Every record must be repeated exactly, with no omission.

─── Excerpted records ───

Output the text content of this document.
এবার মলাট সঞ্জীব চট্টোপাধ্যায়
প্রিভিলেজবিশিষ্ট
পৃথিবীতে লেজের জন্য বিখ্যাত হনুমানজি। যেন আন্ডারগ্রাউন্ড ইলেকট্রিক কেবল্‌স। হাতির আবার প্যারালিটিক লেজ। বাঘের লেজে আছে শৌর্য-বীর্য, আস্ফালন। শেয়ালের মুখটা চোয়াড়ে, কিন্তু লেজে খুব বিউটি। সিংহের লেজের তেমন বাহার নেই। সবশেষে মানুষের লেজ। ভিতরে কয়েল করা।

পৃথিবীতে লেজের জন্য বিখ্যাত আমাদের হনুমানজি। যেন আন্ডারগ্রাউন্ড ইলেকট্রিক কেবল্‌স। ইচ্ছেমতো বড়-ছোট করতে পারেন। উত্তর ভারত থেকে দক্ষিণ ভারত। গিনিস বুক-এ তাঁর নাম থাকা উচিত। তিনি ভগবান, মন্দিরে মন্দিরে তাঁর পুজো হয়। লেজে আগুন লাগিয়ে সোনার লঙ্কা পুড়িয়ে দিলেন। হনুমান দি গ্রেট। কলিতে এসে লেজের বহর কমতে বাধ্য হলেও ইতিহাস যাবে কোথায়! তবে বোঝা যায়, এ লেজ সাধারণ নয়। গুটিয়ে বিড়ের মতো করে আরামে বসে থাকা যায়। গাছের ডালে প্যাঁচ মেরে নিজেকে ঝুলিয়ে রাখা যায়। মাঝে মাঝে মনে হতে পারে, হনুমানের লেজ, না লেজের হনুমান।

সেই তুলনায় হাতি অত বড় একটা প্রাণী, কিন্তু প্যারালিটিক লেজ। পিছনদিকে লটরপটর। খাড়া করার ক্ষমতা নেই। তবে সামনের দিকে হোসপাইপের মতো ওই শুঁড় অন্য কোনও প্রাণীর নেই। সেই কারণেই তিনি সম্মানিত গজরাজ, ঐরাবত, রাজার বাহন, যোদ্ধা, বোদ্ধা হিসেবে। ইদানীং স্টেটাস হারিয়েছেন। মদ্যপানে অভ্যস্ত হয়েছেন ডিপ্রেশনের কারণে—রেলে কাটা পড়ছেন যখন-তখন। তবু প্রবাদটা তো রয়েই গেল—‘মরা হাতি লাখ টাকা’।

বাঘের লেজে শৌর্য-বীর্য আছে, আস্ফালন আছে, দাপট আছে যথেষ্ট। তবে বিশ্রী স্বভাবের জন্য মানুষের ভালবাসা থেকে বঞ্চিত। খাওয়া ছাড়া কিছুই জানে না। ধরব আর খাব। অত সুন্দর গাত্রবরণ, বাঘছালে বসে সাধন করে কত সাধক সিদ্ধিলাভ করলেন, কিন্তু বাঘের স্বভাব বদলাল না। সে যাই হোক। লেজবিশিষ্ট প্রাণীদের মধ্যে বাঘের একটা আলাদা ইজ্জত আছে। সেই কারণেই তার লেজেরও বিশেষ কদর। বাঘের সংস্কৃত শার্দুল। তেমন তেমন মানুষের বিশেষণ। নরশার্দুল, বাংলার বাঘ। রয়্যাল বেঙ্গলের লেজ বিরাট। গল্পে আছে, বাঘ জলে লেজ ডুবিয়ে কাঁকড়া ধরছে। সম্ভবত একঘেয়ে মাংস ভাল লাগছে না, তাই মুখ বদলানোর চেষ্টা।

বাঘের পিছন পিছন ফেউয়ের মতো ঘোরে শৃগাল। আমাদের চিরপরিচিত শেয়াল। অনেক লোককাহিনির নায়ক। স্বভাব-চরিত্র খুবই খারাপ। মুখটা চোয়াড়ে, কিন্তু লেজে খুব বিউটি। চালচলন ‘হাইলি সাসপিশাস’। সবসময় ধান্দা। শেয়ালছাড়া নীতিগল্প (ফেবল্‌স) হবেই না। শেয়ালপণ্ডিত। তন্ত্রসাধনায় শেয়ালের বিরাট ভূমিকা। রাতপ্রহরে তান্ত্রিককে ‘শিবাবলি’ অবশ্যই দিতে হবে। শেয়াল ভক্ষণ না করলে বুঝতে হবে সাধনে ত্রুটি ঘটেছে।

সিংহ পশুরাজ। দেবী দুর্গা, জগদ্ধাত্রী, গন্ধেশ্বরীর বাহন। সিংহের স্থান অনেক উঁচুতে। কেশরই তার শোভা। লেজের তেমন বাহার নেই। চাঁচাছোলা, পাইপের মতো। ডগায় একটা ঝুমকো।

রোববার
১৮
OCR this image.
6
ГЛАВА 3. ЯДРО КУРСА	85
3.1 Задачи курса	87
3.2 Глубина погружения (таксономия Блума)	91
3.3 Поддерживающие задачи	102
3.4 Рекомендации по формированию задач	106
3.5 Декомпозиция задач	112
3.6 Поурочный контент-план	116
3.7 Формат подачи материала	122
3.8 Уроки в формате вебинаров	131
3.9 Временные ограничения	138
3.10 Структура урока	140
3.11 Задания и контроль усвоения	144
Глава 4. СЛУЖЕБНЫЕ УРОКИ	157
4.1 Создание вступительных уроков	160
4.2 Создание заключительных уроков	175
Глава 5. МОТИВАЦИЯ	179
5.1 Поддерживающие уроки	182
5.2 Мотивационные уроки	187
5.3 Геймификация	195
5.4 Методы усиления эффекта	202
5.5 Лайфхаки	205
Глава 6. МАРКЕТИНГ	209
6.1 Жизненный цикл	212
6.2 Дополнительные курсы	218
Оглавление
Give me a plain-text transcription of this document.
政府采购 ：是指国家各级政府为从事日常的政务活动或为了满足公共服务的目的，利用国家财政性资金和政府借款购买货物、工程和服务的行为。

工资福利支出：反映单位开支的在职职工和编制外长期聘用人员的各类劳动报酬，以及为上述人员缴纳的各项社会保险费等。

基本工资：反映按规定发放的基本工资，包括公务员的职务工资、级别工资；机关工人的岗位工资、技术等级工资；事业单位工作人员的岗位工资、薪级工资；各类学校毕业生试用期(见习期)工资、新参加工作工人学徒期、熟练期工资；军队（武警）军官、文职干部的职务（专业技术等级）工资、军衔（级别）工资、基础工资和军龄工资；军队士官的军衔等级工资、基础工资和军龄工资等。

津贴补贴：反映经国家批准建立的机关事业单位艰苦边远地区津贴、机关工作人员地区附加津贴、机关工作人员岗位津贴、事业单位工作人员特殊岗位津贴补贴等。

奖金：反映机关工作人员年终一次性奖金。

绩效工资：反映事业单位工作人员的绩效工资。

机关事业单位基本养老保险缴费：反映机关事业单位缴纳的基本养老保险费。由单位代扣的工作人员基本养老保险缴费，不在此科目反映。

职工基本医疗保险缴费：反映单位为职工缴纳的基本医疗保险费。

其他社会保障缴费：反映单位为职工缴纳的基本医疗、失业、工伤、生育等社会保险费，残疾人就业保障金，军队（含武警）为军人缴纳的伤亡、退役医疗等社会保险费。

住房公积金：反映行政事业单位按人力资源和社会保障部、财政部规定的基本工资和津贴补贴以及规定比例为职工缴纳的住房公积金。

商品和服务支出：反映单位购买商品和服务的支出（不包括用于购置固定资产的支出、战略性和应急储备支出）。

───

● **Worked answer**
Output the text content of this document.
এবার মলাট সঞ্জীব চট্টোপাধ্যায়
প্রিভিলেজবিশিষ্ট
পৃথিবীতে লেজের জন্য বিখ্যাত হনুমানজি। যেন আন্ডারগ্রাউন্ড ইলেকট্রিক কেবল্‌স। হাতির আবার প্যারালিটিক লেজ। বাঘের লেজে আছে শৌর্য-বীর্য, আস্ফালন। শেয়ালের মুখটা চোয়াড়ে, কিন্তু লেজে খুব বিউটি। সিংহের লেজের তেমন বাহার নেই। সবশেষে মানুষের লেজ। ভিতরে কয়েল করা।

পৃথিবীতে লেজের জন্য বিখ্যাত আমাদের হনুমানজি। যেন আন্ডারগ্রাউন্ড ইলেকট্রিক কেবল্‌স। ইচ্ছেমতো বড়-ছোট করতে পারেন। উত্তর ভারত থেকে দক্ষিণ ভারত। গিনিস বুক-এ তাঁর নাম থাকা উচিত। তিনি ভগবান, মন্দিরে মন্দিরে তাঁর পুজো হয়। লেজে আগুন লাগিয়ে সোনার লঙ্কা পুড়িয়ে দিলেন। হনুমান দি গ্রেট। কলিতে এসে লেজের বহর কমতে বাধ্য হলেও ইতিহাস যাবে কোথায়! তবে বোঝা যায়, এ লেজ সাধারণ নয়। গুটিয়ে বিড়ের মতো করে আরামে বসে থাকা যায়। গাছের ডালে প্যাঁচ মেরে নিজেকে ঝুলিয়ে রাখা যায়। মাঝে মাঝে মনে হতে পারে, হনুমানের লেজ, না লেজের হনুমান।

সেই তুলনায় হাতি অত বড় একটা প্রাণী, কিন্তু প্যারালিটিক লেজ। পিছনদিকে লটরপটর। খাড়া করার ক্ষমতা নেই। তবে সামনের দিকে হোসপাইপের মতো ওই শুঁড় অন্য কোনও প্রাণীর নেই। সেই কারণেই তিনি সম্মানিত গজরাজ, ঐরাবত, রাজার বাহন, যোদ্ধা, বোদ্ধা হিসেবে। ইদানীং স্টেটাস হারিয়েছেন। মদ্যপানে অভ্যস্ত হয়েছেন ডিপ্রেশনের কারণে—রেলে কাটা পড়ছেন যখন-তখন। তবু প্রবাদটা তো রয়েই গেল—‘মরা হাতি লাখ টাকা’।

বাঘের লেজে শৌর্য-বীর্য আছে, আস্ফালন আছে, দাপট আছে যথেষ্ট। তবে বিশ্রী স্বভাবের জন্য মানুষের ভালবাসা থেকে বঞ্চিত। খাওয়া ছাড়া কিছুই জানে না। ধরব আর খাব। অত সুন্দর গাত্রবরণ, বাঘছালে বসে সাধন করে কত সাধক সিদ্ধিলাভ করলেন, কিন্তু বাঘের স্বভাব বদলাল না। সে যাই হোক। লেজবিশিষ্ট প্রাণীদের মধ্যে বাঘের একটা আলাদা ইজ্জত আছে। সেই কারণেই তার লেজেরও বিশেষ কদর। বাঘের সংস্কৃত শার্দুল। তেমন তেমন মানুষের বিশেষণ। নরশার্দুল, বাংলার বাঘ। রয়্যাল বেঙ্গলের লেজ বিরাট। গল্পে আছে, বাঘ জলে লেজ ডুবিয়ে কাঁকড়া ধরছে। সম্ভবত একঘেয়ে মাংস ভাল লাগছে না, তাই মুখ বদলানোর চেষ্টা।

বাঘের পিছন পিছন ফেউয়ের মতো ঘোরে শৃগাল। আমাদের চিরপরিচিত শেয়াল। অনেক লোককাহিনির নায়ক। স্বভাব-চরিত্র খুবই খারাপ। মুখটা চোয়াড়ে, কিন্তু লেজে খুব বিউটি। চালচলন ‘হাইলি সাসপিশাস’। সবসময় ধান্দা। শেয়ালছাড়া নীতিগল্প (ফেবল্‌স) হবেই না। শেয়ালপণ্ডিত। তন্ত্রসাধনায় শেয়ালের বিরাট ভূমিকা। রাতপ্রহরে তান্ত্রিককে ‘শিবাবলি’ অবশ্যই দিতে হবে। শেয়াল ভক্ষণ না করলে বুঝতে হবে সাধনে ত্রুটি ঘটেছে।

সিংহ পশুরাজ। দেবী দুর্গা, জগদ্ধাত্রী, গন্ধেশ্বরীর বাহন। সিংহের স্থান অনেক উঁচুতে। কেশরই তার শোভা। লেজের তেমন বাহার নেই। চাঁচাছোলা, পাইপের মতো। ডগায় একটা ঝুমকো।

রোববার
১৮
OCR this image.
6
ГЛАВА 3. ЯДРО КУРСА	85
3.1 Задачи курса	87
3.2 Глубина погружения (таксономия Блума)	91
3.3 Поддерживающие задачи	102
3.4 Рекомендации по формированию задач	106
3.5 Декомпозиция задач	112
3.6 Поурочный контент-план	116
3.7 Формат подачи материала	122
3.8 Уроки в формате вебинаров	131
3.9 Временные ограничения	138
3.10 Структура урока	140
3.11 Задания и контроль усвоения	144
Глава 4. СЛУЖЕБНЫЕ УРОКИ	157
4.1 Создание вступительных уроков	160
4.2 Создание заключительных уроков	175
Глава 5. МОТИВАЦИЯ	179
5.1 Поддерживающие уроки	182
5.2 Мотивационные уроки	187
5.3 Геймификация	195
5.4 Методы усиления эффекта	202
5.5 Лайфхаки	205
Глава 6. МАРКЕТИНГ	209
6.1 Жизненный цикл	212
6.2 Дополнительные курсы	218
Оглавление
Give me a plain-text transcription of this document.
政府采购 ：是指国家各级政府为从事日常的政务活动或为了满足公共服务的目的，利用国家财政性资金和政府借款购买货物、工程和服务的行为。

工资福利支出：反映单位开支的在职职工和编制外长期聘用人员的各类劳动报酬，以及为上述人员缴纳的各项社会保险费等。

基本工资：反映按规定发放的基本工资，包括公务员的职务工资、级别工资；机关工人的岗位工资、技术等级工资；事业单位工作人员的岗位工资、薪级工资；各类学校毕业生试用期(见习期)工资、新参加工作工人学徒期、熟练期工资；军队（武警）军官、文职干部的职务（专业技术等级）工资、军衔（级别）工资、基础工资和军龄工资；军队士官的军衔等级工资、基础工资和军龄工资等。

津贴补贴：反映经国家批准建立的机关事业单位艰苦边远地区津贴、机关工作人员地区附加津贴、机关工作人员岗位津贴、事业单位工作人员特殊岗位津贴补贴等。

奖金：反映机关工作人员年终一次性奖金。

绩效工资：反映事业单位工作人员的绩效工资。

机关事业单位基本养老保险缴费：反映机关事业单位缴纳的基本养老保险费。由单位代扣的工作人员基本养老保险缴费，不在此科目反映。

职工基本医疗保险缴费：反映单位为职工缴纳的基本医疗保险费。

其他社会保障缴费：反映单位为职工缴纳的基本医疗、失业、工伤、生育等社会保险费，残疾人就业保障金，军队（含武警）为军人缴纳的伤亡、退役医疗等社会保险费。

住房公积金：反映行政事业单位按人力资源和社会保障部、财政部规定的基本工资和津贴补贴以及规定比例为职工缴纳的住房公积金。

商品和服务支出：反映单位购买商品和服务的支出（不包括用于购置固定资产的支出、战略性和应急储备支出）。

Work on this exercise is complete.